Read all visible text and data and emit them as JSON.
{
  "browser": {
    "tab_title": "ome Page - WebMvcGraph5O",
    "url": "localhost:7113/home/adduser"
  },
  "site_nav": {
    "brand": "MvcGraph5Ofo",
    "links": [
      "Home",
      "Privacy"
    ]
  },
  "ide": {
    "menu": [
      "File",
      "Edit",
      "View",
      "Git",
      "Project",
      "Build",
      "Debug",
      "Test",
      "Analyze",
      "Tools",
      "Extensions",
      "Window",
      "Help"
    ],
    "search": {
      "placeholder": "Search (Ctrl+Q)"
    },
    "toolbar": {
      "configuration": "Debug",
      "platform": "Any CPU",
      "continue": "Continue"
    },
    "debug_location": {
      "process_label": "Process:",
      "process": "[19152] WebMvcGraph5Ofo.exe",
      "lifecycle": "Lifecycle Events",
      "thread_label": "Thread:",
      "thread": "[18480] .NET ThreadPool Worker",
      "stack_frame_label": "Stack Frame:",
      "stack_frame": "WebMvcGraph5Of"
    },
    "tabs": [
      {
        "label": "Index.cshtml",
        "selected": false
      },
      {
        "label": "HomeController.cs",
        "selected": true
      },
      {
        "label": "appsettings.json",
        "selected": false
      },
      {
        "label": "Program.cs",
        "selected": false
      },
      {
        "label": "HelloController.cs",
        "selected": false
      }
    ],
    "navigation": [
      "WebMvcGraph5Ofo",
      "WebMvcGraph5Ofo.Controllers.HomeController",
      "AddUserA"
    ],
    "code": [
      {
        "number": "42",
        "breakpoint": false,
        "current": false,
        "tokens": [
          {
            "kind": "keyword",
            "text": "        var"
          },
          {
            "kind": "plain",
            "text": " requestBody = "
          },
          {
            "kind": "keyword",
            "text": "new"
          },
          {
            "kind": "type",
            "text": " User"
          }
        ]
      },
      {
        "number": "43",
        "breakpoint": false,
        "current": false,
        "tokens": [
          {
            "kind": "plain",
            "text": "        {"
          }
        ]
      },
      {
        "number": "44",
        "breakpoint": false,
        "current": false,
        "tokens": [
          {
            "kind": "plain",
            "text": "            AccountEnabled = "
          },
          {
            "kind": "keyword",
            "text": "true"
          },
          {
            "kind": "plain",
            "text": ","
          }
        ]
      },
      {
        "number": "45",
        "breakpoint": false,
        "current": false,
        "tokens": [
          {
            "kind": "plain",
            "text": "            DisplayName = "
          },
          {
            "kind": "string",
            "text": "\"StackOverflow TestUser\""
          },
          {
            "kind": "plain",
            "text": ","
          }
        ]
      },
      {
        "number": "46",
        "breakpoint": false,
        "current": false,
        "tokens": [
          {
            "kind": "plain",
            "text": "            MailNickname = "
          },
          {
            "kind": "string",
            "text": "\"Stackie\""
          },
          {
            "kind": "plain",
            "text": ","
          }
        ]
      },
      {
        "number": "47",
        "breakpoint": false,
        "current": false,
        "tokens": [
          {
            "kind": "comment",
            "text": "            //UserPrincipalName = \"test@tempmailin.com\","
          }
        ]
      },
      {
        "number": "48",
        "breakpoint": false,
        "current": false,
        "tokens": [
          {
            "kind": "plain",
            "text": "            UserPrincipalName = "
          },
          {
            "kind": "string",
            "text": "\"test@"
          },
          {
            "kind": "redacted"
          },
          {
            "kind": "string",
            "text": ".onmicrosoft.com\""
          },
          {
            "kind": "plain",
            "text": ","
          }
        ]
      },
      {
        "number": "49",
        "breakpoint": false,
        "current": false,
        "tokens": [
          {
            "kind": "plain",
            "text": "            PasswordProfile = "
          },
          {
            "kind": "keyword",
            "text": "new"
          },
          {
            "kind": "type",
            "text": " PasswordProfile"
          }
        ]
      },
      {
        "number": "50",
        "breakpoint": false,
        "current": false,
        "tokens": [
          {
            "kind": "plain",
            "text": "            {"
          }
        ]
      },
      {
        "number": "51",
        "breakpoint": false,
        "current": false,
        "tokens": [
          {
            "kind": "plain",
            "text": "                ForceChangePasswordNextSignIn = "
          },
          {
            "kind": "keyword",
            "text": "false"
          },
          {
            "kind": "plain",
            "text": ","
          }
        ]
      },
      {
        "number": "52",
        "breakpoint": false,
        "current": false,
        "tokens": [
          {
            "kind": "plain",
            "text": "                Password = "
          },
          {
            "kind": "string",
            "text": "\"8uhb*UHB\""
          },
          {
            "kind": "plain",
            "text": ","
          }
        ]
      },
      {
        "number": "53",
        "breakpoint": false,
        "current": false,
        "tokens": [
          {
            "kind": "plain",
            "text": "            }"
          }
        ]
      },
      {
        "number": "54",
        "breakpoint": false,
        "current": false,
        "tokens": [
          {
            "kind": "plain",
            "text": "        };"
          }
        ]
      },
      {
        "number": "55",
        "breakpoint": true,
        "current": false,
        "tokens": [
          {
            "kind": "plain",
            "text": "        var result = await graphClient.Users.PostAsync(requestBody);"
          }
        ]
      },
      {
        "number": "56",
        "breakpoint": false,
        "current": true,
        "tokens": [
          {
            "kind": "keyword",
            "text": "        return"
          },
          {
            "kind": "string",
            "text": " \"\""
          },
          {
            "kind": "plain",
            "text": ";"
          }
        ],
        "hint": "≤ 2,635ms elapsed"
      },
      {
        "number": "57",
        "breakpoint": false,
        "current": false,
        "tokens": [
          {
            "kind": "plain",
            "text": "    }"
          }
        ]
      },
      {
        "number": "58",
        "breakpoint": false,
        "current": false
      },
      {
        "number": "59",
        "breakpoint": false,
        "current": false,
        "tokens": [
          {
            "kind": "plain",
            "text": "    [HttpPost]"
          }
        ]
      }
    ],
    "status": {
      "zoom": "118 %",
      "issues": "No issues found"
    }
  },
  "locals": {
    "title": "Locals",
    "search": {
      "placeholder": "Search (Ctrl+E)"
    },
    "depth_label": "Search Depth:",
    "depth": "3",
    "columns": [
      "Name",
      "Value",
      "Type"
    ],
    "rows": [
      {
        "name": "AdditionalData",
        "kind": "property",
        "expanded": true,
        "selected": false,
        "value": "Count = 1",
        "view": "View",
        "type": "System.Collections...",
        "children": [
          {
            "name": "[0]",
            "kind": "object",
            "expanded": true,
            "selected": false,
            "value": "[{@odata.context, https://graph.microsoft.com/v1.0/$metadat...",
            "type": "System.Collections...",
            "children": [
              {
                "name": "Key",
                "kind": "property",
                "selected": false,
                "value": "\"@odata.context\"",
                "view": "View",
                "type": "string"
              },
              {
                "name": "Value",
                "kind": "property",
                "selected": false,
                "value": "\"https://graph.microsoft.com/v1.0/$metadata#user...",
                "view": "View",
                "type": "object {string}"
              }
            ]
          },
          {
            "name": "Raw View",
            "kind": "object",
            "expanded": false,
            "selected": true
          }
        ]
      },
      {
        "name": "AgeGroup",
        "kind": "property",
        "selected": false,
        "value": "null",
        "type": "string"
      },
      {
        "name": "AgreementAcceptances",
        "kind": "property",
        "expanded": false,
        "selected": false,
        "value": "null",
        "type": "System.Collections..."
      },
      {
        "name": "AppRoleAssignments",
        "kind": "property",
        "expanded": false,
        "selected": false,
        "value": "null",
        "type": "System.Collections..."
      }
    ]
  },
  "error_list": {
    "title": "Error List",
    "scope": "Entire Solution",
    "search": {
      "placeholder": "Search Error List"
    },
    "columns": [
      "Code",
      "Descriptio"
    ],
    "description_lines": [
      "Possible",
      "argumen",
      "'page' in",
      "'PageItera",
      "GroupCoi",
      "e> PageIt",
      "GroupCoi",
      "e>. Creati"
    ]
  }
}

———

**Your task**
Copy whichever lines in the listing above contain the word "System".

**Right answer**
        "type": "System.Collections...",
            "type": "System.Collections...",
        "type": "System.Collections..."
        "type": "System.Collections..."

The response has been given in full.